- [SOURCE TEXT]
#####

Well, I certainly was on the Moldovan tennis one,
and, genuinely, it did happen.
He went off to Moldova and lived there for a while.
And finally did beat them all.
So I lost the bet and therefore had to sing the Moldovan national anthem
-naked on Balham High Road.
Just a normal Saturday night, really.
Yeah, well, I mean, I would have been doing it anyway.
Arthur, you are on 46. If you can manage to score 53 or less,
you're straight into the next round.
Well, my knowledge of fictional dogs
is... I have a PhD in it.
So, I'd say I'm going to go with the bottom one there.
I think that Tintin, his dog
-Snowy, says Arthur.
Let's see how many of our 100 people said Snowy.
There's your red line. Get below that, you're in Round Two.
Let's see how many people said Snowy.
Very well done indeed.
APPLAUSE Taking your total up to 83.
-You're into Round Two.
-Well played, Arthur.
Very well done. Straight through.
Yeah, sold over
230 million books worldwide.
-That's enough, isn't it?
-Yeah, that'll do you.
-That's enough to be getting on with.
Yeah, thank you.
Now, Julia, welcome back.
You've ended up as a sort of political journalist, haven't you?
That seems to be your bag. Did you intend to go in that direction?
I did. I always wanted to do it.
I quite like the idea of being a politician,
but I don't like people very much, so...
-That doesn't seem to preclude being a politician.
-No, that's true.
-You could get ordained.

#####

- [ENTRIES PROVIDED]
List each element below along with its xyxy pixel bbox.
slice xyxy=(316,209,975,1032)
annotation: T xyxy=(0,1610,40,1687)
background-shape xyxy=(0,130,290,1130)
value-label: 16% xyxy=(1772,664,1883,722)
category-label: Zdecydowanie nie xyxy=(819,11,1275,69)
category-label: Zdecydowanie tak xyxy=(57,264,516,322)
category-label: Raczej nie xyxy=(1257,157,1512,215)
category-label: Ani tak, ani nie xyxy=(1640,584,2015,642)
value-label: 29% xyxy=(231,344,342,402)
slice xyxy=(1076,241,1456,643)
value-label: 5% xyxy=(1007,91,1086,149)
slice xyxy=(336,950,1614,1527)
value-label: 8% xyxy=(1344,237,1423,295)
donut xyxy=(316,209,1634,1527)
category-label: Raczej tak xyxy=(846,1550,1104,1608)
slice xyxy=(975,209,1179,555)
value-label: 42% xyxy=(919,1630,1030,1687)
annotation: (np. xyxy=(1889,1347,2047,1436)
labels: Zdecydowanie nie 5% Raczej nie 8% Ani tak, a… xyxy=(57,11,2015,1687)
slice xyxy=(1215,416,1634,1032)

#####

- [REQUIRED WORK]
1: Answer these questions from the quiz show transcript:
(a) What did the speaker who lost the Moldovan tennis bet have to do as a forfeit?
(b) What name does Arthur give for Tintin's dog?
(c) What does Julia say she doesn't like very much?
2: Carry on the quiz show transcript from its final line.

- [ANSWERS TO THE PROBLEMS]
1:
(a) Sing the Moldovan national anthem naked on Balham High Road.
(b) Snowy.
(c) People.

2:
Now, Julia, you are our high-scorer on 100,
which means we definitely need a low score.
I'm going to go for the dog created by Eric Hill,
which, I think, but now, of course, at this moment of pressure,
I now don't think I'm very sure, is Spot.
Spot. Eric Hill's creation Spot. Let's see if it's right.
Let's see how many people said it.
No red line, as you're our high-scorers.
That could be a very good score,
Julia, and exactly what you need.
APPLAUSE ..is your total.
That could be enough to keep you in the game.
Well played, Julia. Kept yourself in it there. Yeah, he's...
My kids used to read the Spot books. He used to draw
a lot of aircraft, Eric Hill,
and the markings on Spot, on his body and tail,
are the same as aircraft markings if you look closely.
-That's a nice one, isn't it?
-A nice little hidden thing there
for aircraft enthusiasts.
There we are. Thank you very much.
-David, welcome back to Pointless.
I think you were in the head-to-head last time.
-I got as far as the head-to-head.
-Yeah, not bad at all.
-Then humiliated by Paul Whitehouse and Charlie Higson.
-It still hurts.
-Two of my favourite on-screen Tonys.
-Of course, Hayers and le Mesmer are the two I'm thinking of.
Tony Hayers, the great commissioning editor of the BBC.
And I think it's Tony Hall now, which is quite close to Tony Hayers.
There you are. And you've been directing, as well, now.
-You've been doing Josh Widdicombe's new sitcom.
Yes, yes, I now help the youngsters,
help the youngsters to be funny from the other side of the camera.
Yeah, so, I've done with Josh Widdicombe and Jack Dee in it
-and I think it's funny.
Look forward to that very much. Now, David, you're currently on 51.
If you can score 72 or less, you're into the next round.
Right. The stuff that you think is definitely right,
when you're here, you just don't know,
but I think I will go for the dog by Robbie Jackson,
who was my favourite member of The Jackson 5,
-Wellard, says David.
Wellard. Here's your red line. If you get below this red line
with Wellard, you're through to the next round. How many people said it?
It's a good answer, and through you go.
Very well done.
Taking your total up to 84.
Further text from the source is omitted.